-- START --

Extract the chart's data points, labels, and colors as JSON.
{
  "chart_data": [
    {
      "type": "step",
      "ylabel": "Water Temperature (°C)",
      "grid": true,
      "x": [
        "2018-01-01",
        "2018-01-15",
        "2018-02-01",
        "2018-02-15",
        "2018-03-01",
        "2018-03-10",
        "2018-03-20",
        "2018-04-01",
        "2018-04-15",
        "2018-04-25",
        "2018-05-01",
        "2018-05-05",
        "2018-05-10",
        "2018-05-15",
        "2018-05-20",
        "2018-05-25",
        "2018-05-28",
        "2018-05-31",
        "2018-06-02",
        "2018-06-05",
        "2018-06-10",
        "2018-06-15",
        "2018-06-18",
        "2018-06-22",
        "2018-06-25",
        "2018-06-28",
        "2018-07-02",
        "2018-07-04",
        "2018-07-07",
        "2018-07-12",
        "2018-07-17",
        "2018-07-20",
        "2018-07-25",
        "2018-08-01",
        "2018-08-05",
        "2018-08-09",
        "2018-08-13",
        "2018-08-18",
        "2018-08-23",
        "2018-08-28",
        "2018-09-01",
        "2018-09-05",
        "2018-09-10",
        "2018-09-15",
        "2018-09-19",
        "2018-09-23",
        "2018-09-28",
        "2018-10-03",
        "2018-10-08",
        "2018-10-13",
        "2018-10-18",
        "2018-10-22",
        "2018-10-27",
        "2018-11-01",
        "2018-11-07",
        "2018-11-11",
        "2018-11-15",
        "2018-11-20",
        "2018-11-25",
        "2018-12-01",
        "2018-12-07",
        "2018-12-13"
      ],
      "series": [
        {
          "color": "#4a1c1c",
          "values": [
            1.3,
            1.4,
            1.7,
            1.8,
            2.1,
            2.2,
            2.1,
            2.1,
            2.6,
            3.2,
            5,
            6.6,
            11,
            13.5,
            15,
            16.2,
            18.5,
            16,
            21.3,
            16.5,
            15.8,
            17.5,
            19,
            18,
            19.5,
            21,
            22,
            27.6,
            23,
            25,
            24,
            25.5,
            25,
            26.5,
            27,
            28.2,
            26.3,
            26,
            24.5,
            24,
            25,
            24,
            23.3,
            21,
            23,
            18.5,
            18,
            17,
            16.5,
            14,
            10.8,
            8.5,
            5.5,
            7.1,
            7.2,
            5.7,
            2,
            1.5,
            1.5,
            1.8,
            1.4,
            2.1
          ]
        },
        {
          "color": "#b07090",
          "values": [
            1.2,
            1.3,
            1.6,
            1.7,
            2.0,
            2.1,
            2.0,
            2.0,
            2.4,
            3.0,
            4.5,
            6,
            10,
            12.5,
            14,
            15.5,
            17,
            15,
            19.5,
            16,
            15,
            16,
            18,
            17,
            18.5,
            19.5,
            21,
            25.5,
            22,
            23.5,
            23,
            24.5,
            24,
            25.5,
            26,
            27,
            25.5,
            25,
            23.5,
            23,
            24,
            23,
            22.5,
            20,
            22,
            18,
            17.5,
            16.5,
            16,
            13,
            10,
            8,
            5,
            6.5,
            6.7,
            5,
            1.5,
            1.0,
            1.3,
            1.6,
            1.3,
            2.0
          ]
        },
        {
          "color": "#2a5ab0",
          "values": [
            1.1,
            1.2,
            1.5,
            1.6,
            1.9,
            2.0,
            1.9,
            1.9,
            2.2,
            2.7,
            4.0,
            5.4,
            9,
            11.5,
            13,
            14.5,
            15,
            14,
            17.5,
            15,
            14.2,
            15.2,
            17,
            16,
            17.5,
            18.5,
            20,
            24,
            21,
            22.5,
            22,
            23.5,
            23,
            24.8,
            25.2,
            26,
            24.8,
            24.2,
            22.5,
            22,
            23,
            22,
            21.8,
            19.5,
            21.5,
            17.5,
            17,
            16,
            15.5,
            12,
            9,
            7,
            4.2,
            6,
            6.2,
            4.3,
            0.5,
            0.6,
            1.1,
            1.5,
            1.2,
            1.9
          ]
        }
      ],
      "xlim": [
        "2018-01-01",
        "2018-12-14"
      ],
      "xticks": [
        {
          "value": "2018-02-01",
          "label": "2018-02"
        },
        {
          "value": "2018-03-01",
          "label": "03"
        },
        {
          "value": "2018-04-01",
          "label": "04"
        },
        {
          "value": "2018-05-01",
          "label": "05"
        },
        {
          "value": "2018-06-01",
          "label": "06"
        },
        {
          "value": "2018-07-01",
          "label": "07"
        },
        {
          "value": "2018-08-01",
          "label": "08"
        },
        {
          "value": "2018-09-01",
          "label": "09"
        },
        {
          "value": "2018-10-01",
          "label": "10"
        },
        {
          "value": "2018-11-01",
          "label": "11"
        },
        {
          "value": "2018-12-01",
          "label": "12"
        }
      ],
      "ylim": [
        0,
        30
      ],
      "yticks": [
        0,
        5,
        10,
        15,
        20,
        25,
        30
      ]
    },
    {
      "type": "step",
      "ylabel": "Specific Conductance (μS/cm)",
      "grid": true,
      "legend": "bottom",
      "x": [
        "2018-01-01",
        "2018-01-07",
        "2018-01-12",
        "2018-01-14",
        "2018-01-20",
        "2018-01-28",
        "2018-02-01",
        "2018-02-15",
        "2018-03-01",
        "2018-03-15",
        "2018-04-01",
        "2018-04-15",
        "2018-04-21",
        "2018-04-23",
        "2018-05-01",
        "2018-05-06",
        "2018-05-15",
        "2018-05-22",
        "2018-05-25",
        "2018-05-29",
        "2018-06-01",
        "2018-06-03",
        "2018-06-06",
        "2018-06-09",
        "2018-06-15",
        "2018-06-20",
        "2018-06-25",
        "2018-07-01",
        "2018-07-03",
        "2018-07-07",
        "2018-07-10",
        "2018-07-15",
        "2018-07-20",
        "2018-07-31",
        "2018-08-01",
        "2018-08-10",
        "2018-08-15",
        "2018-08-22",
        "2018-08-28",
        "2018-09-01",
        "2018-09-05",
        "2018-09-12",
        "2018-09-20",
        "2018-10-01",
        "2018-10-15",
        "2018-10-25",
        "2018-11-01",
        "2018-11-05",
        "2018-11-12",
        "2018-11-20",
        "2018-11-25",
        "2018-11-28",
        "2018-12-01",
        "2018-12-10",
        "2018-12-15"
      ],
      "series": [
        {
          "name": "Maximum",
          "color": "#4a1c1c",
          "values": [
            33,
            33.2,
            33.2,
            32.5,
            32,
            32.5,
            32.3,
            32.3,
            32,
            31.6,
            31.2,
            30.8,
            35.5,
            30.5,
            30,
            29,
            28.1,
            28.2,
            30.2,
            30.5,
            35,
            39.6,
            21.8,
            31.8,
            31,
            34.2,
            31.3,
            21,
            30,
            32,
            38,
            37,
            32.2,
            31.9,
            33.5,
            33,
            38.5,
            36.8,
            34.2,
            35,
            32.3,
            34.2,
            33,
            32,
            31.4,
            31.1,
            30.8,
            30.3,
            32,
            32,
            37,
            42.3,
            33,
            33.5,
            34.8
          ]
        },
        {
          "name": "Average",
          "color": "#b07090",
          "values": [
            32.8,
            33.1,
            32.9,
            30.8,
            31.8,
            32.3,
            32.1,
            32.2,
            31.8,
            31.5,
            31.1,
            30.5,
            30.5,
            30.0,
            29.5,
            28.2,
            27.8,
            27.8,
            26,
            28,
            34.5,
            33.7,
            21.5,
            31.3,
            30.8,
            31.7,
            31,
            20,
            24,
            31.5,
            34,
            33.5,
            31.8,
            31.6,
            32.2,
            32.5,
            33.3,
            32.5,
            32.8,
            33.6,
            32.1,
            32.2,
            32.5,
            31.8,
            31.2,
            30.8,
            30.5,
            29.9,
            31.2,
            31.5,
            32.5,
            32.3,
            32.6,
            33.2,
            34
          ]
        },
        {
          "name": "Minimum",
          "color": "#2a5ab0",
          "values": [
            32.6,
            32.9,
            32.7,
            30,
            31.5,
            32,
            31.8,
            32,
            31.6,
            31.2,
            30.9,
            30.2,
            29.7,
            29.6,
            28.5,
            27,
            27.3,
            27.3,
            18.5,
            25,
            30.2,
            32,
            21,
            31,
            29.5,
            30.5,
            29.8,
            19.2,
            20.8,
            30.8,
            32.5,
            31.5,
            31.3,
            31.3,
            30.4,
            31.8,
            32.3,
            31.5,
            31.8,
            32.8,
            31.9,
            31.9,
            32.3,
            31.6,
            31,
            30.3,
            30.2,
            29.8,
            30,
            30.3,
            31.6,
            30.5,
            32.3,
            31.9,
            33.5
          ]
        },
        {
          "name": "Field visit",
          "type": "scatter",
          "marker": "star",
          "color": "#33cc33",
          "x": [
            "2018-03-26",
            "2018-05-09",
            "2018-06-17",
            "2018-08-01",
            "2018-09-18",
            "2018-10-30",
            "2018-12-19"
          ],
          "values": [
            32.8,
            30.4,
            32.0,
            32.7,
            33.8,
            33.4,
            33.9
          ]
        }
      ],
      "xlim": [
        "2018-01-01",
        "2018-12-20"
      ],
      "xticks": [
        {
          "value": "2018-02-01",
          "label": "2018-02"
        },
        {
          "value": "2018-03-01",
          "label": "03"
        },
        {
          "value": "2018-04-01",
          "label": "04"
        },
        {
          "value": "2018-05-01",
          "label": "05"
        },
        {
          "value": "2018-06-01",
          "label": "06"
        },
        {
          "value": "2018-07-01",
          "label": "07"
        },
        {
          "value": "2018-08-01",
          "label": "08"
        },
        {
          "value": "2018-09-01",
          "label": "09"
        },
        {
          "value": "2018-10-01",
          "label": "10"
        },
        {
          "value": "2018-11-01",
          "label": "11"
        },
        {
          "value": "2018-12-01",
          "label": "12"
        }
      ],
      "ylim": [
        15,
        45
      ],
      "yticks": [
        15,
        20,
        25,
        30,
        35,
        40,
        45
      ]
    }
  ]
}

-- END --

# [Directions for this task]
Copy out every line from the records that has the word "name".

# [Task output]
          "name": "Maximum",
          "name": "Average",
          "name": "Minimum",
          "name": "Field visit",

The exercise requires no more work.